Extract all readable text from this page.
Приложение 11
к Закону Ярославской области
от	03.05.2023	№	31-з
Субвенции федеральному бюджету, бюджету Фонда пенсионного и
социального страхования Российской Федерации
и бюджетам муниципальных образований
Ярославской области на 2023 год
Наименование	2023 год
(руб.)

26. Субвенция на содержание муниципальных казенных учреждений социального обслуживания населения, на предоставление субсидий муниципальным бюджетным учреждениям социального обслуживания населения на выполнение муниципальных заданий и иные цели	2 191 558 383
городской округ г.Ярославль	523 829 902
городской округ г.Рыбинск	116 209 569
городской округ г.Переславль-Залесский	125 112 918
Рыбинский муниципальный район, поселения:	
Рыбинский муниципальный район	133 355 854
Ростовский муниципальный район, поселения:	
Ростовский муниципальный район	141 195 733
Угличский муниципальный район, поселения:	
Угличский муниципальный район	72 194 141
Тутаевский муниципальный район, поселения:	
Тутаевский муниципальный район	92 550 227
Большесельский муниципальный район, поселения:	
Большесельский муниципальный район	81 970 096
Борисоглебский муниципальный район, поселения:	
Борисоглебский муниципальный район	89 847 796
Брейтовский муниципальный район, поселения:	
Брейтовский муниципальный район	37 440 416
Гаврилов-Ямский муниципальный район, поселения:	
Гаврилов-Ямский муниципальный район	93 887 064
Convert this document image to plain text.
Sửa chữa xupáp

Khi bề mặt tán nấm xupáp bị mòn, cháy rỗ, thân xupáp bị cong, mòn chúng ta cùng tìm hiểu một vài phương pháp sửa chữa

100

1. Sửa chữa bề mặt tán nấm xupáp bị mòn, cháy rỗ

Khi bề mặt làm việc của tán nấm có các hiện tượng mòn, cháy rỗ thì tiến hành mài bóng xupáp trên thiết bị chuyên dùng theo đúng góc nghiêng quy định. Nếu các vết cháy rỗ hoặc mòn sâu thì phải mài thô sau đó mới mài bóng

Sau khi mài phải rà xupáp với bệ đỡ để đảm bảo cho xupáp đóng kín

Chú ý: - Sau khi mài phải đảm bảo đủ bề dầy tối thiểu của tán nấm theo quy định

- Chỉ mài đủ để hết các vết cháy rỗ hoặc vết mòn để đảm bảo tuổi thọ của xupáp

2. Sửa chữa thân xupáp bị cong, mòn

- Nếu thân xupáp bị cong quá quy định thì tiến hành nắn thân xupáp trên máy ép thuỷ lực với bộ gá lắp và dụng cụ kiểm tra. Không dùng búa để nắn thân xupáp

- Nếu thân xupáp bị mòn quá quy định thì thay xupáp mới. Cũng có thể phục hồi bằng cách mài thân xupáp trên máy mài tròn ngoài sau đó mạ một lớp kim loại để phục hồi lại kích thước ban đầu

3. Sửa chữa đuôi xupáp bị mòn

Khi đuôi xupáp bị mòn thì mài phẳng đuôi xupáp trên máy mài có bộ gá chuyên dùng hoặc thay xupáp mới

________________________________________

List each line of the records that holds the string "Гаврилов".

Гаврилов-Ямский муниципальный район, поселения:	
Гаврилов-Ямский муниципальный район	93 887 064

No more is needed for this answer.